— DATA SECTION —
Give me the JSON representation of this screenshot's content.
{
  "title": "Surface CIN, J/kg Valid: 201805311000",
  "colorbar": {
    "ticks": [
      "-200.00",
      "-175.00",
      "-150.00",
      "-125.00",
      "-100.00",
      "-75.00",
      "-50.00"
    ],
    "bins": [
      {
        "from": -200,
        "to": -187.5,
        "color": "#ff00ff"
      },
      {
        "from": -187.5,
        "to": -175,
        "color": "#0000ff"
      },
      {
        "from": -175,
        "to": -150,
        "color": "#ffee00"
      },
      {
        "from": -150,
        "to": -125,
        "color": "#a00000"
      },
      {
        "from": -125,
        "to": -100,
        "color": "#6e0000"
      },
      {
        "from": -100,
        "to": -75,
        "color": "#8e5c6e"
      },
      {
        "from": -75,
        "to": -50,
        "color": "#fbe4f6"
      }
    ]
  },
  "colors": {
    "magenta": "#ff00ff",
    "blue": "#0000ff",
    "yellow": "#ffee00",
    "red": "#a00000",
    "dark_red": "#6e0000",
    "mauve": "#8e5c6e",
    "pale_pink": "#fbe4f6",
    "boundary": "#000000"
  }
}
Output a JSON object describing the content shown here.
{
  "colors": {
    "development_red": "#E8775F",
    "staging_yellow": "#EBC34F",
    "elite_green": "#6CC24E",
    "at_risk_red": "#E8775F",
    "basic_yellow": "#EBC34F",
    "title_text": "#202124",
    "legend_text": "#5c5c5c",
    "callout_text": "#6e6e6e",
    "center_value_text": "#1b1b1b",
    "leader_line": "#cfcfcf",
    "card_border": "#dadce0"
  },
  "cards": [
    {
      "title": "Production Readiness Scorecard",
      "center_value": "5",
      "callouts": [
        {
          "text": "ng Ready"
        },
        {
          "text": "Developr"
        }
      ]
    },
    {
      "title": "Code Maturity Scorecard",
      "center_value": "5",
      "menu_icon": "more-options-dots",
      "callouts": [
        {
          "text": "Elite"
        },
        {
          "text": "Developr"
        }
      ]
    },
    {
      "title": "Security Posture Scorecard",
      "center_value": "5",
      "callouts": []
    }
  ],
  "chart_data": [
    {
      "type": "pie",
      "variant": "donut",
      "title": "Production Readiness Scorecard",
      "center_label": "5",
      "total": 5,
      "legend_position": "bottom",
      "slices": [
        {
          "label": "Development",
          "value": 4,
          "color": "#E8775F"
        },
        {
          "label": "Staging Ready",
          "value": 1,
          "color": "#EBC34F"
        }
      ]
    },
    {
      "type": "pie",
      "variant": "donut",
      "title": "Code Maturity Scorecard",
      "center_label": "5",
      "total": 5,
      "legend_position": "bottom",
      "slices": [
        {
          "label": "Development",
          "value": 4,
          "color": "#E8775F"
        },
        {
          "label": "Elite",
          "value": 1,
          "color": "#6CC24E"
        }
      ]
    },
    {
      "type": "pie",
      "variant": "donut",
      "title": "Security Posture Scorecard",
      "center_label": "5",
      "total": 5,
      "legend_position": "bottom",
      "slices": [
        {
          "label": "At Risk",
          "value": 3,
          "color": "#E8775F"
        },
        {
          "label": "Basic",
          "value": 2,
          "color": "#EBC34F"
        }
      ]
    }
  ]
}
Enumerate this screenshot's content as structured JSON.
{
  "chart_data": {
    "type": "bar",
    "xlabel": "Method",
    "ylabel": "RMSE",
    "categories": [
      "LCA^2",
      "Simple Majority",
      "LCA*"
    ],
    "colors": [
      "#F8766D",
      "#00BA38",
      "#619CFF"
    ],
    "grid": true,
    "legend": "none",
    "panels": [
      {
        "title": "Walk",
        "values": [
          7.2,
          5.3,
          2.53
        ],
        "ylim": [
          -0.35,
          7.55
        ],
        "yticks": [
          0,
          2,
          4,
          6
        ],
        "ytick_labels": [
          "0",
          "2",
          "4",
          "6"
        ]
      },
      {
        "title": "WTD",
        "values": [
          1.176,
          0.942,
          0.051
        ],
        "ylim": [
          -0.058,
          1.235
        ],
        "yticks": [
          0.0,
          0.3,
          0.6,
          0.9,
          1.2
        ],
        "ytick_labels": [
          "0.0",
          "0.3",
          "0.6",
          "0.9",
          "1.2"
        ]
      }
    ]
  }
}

— THE EXERCISE —
Repeat the entries exactly, all of them.

— TASK OUTPUT —
Give me the JSON representation of this screenshot's content.
{
  "title": "Surface CIN, J/kg Valid: 201805311000",
  "colorbar": {
    "ticks": [
      "-200.00",
      "-175.00",
      "-150.00",
      "-125.00",
      "-100.00",
      "-75.00",
      "-50.00"
    ],
    "bins": [
      {
        "from": -200,
        "to": -187.5,
        "color": "#ff00ff"
      },
      {
        "from": -187.5,
        "to": -175,
        "color": "#0000ff"
      },
      {
        "from": -175,
        "to": -150,
        "color": "#ffee00"
      },
      {
        "from": -150,
        "to": -125,
        "color": "#a00000"
      },
      {
        "from": -125,
        "to": -100,
        "color": "#6e0000"
      },
      {
        "from": -100,
        "to": -75,
        "color": "#8e5c6e"
      },
      {
        "from": -75,
        "to": -50,
        "color": "#fbe4f6"
      }
    ]
  },
  "colors": {
    "magenta": "#ff00ff",
    "blue": "#0000ff",
    "yellow": "#ffee00",
    "red": "#a00000",
    "dark_red": "#6e0000",
    "mauve": "#8e5c6e",
    "pale_pink": "#fbe4f6",
    "boundary": "#000000"
  }
}
Output a JSON object describing the content shown here.
{
  "colors": {
    "development_red": "#E8775F",
    "staging_yellow": "#EBC34F",
    "elite_green": "#6CC24E",
    "at_risk_red": "#E8775F",
    "basic_yellow": "#EBC34F",
    "title_text": "#202124",
    "legend_text": "#5c5c5c",
    "callout_text": "#6e6e6e",
    "center_value_text": "#1b1b1b",
    "leader_line": "#cfcfcf",
    "card_border": "#dadce0"
  },
  "cards": [
    {
      "title": "Production Readiness Scorecard",
      "center_value": "5",
      "callouts": [
        {
          "text": "ng Ready"
        },
        {
          "text": "Developr"
        }
      ]
    },
    {
      "title": "Code Maturity Scorecard",
      "center_value": "5",
      "menu_icon": "more-options-dots",
      "callouts": [
        {
          "text": "Elite"
        },
        {
          "text": "Developr"
        }
      ]
    },
    {
      "title": "Security Posture Scorecard",
      "center_value": "5",
      "callouts": []
    }
  ],
  "chart_data": [
    {
      "type": "pie",
      "variant": "donut",
      "title": "Production Readiness Scorecard",
      "center_label": "5",
      "total": 5,
      "legend_position": "bottom",
      "slices": [
        {
          "label": "Development",
          "value": 4,
          "color": "#E8775F"
        },
        {
          "label": "Staging Ready",
          "value": 1,
          "color": "#EBC34F"
        }
      ]
    },
    {
      "type": "pie",
      "variant": "donut",
      "title": "Code Maturity Scorecard",
      "center_label": "5",
      "total": 5,
      "legend_position": "bottom",
      "slices": [
        {
          "label": "Development",
          "value": 4,
          "color": "#E8775F"
        },
        {
          "label": "Elite",
          "value": 1,
          "color": "#6CC24E"
        }
      ]
    },
    {
      "type": "pie",
      "variant": "donut",
      "title": "Security Posture Scorecard",
      "center_label": "5",
      "total": 5,
      "legend_position": "bottom",
      "slices": [
        {
          "label": "At Risk",
          "value": 3,
          "color": "#E8775F"
        },
        {
          "label": "Basic",
          "value": 2,
          "color": "#EBC34F"
        }
      ]
    }
  ]
}
Enumerate this screenshot's content as structured JSON.
{
  "chart_data": {
    "type": "bar",
    "xlabel": "Method",
    "ylabel": "RMSE",
    "categories": [
      "LCA^2",
      "Simple Majority",
      "LCA*"
    ],
    "colors": [
      "#F8766D",
      "#00BA38",
      "#619CFF"
    ],
    "grid": true,
    "legend": "none",
    "panels": [
      {
        "title": "Walk",
        "values": [
          7.2,
          5.3,
          2.53
        ],
        "ylim": [
          -0.35,
          7.55
        ],
        "yticks": [
          0,
          2,
          4,
          6
        ],
        "ytick_labels": [
          "0",
          "2",
          "4",
          "6"
        ]
      },
      {
        "title": "WTD",
        "values": [
          1.176,
          0.942,
          0.051
        ],
        "ylim": [
          -0.058,
          1.235
        ],
        "yticks": [
          0.0,
          0.3,
          0.6,
          0.9,
          1.2
        ],
        "ytick_labels": [
          "0.0",
          "0.3",
          "0.6",
          "0.9",
          "1.2"
        ]
      }
    ]
  }
}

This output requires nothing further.